Written request |
Reproduce verbatim the entries below, from the very first line through the line that contains "section-heading: 苦练中铸就了过硬的本领 [200,487,438,513]".

[Stored records]
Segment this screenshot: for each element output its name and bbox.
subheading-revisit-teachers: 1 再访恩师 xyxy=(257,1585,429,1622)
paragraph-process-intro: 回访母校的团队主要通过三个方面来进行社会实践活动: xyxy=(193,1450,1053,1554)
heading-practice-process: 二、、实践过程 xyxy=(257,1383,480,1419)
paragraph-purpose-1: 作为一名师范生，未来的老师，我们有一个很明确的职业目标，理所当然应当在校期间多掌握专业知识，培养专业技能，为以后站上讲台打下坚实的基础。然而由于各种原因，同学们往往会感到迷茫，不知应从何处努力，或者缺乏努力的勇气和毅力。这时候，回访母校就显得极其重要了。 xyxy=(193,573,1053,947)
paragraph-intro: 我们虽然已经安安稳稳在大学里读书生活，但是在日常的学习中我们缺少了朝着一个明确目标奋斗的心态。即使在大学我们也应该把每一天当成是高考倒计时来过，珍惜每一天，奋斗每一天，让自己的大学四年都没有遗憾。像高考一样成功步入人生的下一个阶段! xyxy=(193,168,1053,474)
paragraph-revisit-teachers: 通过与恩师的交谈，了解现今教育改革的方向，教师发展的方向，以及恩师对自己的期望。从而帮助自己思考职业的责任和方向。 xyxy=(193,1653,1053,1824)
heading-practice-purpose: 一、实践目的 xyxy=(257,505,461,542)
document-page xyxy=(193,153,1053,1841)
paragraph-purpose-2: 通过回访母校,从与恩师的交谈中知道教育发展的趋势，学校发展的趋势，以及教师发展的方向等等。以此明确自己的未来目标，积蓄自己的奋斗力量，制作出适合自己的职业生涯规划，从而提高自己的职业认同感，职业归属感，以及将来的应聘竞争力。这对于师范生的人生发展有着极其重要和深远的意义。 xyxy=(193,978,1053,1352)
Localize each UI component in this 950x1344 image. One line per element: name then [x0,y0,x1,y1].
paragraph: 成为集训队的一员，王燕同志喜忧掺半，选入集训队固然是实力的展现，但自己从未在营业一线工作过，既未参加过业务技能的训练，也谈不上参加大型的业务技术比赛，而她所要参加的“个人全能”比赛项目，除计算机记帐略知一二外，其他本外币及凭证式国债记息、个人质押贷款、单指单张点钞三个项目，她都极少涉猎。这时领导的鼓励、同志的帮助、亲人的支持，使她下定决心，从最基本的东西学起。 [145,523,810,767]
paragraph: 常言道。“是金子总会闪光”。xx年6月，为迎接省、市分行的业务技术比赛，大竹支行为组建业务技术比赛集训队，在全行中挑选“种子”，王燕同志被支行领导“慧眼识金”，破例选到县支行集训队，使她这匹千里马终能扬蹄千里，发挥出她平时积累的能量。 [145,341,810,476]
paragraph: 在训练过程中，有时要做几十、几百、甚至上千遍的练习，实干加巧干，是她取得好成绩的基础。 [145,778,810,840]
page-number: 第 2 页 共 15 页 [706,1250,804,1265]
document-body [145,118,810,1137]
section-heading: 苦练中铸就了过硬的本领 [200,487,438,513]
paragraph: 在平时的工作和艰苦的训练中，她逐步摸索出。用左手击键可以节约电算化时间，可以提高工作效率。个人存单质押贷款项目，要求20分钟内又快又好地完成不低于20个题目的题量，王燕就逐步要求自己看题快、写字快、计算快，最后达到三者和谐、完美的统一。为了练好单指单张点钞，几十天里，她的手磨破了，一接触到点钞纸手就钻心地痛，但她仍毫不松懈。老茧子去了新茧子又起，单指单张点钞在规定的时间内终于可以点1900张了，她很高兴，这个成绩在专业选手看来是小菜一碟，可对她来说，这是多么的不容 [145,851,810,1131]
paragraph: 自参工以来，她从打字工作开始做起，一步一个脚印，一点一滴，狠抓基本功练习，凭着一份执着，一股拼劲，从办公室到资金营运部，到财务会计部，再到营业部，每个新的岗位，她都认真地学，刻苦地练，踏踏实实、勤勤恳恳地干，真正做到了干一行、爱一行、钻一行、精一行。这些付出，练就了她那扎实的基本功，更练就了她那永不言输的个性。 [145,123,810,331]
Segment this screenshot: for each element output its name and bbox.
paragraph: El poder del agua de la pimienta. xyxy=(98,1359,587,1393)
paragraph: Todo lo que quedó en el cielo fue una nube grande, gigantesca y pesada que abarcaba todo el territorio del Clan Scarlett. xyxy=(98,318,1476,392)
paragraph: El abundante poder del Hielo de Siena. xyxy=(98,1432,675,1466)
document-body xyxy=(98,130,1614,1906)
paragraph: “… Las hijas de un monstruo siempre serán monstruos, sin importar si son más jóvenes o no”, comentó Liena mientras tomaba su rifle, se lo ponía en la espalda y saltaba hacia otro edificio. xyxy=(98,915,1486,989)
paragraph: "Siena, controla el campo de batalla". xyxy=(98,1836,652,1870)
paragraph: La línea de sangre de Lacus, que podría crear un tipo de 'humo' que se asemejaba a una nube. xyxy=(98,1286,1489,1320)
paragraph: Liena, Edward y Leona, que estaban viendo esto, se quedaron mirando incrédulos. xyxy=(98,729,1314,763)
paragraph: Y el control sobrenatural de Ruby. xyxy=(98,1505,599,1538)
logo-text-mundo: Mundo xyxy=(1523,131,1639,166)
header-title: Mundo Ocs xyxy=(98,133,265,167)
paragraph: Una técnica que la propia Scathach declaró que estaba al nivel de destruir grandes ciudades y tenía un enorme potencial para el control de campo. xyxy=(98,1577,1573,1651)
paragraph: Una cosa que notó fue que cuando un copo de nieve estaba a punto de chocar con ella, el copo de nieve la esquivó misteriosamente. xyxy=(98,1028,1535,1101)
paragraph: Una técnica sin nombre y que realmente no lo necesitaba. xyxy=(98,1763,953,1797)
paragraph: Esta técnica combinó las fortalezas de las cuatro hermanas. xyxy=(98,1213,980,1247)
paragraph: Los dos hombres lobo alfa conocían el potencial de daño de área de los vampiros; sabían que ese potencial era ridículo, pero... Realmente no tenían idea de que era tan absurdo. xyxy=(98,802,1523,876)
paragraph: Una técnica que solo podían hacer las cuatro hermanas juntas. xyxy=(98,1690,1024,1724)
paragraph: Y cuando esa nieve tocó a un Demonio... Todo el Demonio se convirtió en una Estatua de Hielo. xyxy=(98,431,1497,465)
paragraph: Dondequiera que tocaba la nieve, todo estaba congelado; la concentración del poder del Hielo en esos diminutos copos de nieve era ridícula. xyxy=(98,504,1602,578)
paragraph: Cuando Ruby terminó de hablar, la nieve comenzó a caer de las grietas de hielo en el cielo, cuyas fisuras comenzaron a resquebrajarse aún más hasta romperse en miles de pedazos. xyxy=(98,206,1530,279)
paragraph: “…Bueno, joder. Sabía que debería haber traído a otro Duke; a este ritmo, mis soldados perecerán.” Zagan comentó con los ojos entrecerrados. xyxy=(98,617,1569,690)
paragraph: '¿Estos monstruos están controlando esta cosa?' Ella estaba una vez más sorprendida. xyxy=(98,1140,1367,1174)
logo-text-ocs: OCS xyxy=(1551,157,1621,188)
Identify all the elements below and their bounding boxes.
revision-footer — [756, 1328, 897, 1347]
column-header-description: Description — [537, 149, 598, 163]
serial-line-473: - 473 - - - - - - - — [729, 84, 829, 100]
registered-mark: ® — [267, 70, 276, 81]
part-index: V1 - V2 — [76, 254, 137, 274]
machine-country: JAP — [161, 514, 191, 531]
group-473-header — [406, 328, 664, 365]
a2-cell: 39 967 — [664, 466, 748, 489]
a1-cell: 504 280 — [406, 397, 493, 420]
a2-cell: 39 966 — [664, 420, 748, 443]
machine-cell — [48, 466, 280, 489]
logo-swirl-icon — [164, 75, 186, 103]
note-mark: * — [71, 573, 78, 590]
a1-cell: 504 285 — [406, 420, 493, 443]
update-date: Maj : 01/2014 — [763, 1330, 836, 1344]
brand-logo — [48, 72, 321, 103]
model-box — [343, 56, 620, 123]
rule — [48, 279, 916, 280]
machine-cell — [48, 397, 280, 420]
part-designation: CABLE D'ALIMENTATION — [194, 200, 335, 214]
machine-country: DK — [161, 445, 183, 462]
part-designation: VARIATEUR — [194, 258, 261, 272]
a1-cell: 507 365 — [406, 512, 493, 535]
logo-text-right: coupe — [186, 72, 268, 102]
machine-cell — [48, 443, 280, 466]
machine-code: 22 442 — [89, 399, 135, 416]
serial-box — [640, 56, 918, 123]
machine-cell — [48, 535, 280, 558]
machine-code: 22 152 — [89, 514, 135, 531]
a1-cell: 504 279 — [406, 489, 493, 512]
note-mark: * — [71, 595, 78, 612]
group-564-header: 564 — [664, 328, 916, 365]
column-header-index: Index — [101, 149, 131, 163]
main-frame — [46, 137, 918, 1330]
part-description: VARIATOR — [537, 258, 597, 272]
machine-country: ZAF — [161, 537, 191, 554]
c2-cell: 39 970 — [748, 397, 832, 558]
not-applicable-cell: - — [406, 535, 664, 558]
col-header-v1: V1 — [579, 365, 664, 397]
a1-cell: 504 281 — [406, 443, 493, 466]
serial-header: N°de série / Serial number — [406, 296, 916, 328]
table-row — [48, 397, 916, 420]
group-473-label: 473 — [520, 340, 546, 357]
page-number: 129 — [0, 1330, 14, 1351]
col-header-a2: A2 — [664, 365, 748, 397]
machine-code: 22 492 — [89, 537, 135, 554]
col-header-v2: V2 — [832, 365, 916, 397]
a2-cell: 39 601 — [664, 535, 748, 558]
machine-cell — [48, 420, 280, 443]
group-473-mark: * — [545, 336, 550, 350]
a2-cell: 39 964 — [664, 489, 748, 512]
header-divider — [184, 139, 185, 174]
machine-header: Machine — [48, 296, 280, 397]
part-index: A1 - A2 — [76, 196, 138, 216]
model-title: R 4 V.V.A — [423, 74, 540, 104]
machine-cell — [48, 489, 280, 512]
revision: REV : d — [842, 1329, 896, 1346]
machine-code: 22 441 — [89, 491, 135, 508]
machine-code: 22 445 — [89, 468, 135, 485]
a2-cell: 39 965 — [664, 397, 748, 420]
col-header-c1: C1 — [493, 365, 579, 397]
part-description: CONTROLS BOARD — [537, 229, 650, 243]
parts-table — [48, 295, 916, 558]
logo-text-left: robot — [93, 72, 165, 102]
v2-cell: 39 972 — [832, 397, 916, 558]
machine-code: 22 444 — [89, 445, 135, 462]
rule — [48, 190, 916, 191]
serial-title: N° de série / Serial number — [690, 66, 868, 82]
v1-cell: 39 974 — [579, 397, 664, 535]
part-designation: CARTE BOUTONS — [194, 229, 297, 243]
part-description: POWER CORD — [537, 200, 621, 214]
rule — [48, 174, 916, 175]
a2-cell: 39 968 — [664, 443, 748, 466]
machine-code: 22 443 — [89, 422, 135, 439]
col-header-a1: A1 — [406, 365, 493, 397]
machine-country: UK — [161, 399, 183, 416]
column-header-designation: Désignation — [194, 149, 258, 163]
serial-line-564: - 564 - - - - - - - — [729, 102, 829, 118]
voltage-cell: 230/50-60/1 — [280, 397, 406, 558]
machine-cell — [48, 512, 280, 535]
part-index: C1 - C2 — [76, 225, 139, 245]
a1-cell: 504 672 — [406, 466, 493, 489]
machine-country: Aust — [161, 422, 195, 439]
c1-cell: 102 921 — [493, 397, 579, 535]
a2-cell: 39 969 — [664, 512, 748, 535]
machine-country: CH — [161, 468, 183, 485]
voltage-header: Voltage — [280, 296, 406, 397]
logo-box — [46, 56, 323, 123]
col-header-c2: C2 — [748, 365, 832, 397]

The solution |
Segment this screenshot: for each element output its name and bbox.
subheading-revisit-teachers: 1 再访恩师 xyxy=(257,1585,429,1622)
paragraph-process-intro: 回访母校的团队主要通过三个方面来进行社会实践活动: xyxy=(193,1450,1053,1554)
heading-practice-process: 二、、实践过程 xyxy=(257,1383,480,1419)
paragraph-purpose-1: 作为一名师范生，未来的老师，我们有一个很明确的职业目标，理所当然应当在校期间多掌握专业知识，培养专业技能，为以后站上讲台打下坚实的基础。然而由于各种原因，同学们往往会感到迷茫，不知应从何处努力，或者缺乏努力的勇气和毅力。这时候，回访母校就显得极其重要了。 xyxy=(193,573,1053,947)
paragraph-intro: 我们虽然已经安安稳稳在大学里读书生活，但是在日常的学习中我们缺少了朝着一个明确目标奋斗的心态。即使在大学我们也应该把每一天当成是高考倒计时来过，珍惜每一天，奋斗每一天，让自己的大学四年都没有遗憾。像高考一样成功步入人生的下一个阶段! xyxy=(193,168,1053,474)
paragraph-revisit-teachers: 通过与恩师的交谈，了解现今教育改革的方向，教师发展的方向，以及恩师对自己的期望。从而帮助自己思考职业的责任和方向。 xyxy=(193,1653,1053,1824)
heading-practice-purpose: 一、实践目的 xyxy=(257,505,461,542)
document-page xyxy=(193,153,1053,1841)
paragraph-purpose-2: 通过回访母校,从与恩师的交谈中知道教育发展的趋势，学校发展的趋势，以及教师发展的方向等等。以此明确自己的未来目标，积蓄自己的奋斗力量，制作出适合自己的职业生涯规划，从而提高自己的职业认同感，职业归属感，以及将来的应聘竞争力。这对于师范生的人生发展有着极其重要和深远的意义。 xyxy=(193,978,1053,1352)
Localize each UI component in this 950x1344 image. One line per element: name then [x0,y0,x1,y1].
paragraph: 成为集训队的一员，王燕同志喜忧掺半，选入集训队固然是实力的展现，但自己从未在营业一线工作过，既未参加过业务技能的训练，也谈不上参加大型的业务技术比赛，而她所要参加的“个人全能”比赛项目，除计算机记帐略知一二外，其他本外币及凭证式国债记息、个人质押贷款、单指单张点钞三个项目，她都极少涉猎。这时领导的鼓励、同志的帮助、亲人的支持，使她下定决心，从最基本的东西学起。 [145,523,810,767]
paragraph: 常言道。“是金子总会闪光”。xx年6月，为迎接省、市分行的业务技术比赛，大竹支行为组建业务技术比赛集训队，在全行中挑选“种子”，王燕同志被支行领导“慧眼识金”，破例选到县支行集训队，使她这匹千里马终能扬蹄千里，发挥出她平时积累的能量。 [145,341,810,476]
paragraph: 在训练过程中，有时要做几十、几百、甚至上千遍的练习，实干加巧干，是她取得好成绩的基础。 [145,778,810,840]
page-number: 第 2 页 共 15 页 [706,1250,804,1265]
document-body [145,118,810,1137]
section-heading: 苦练中铸就了过硬的本领 [200,487,438,513]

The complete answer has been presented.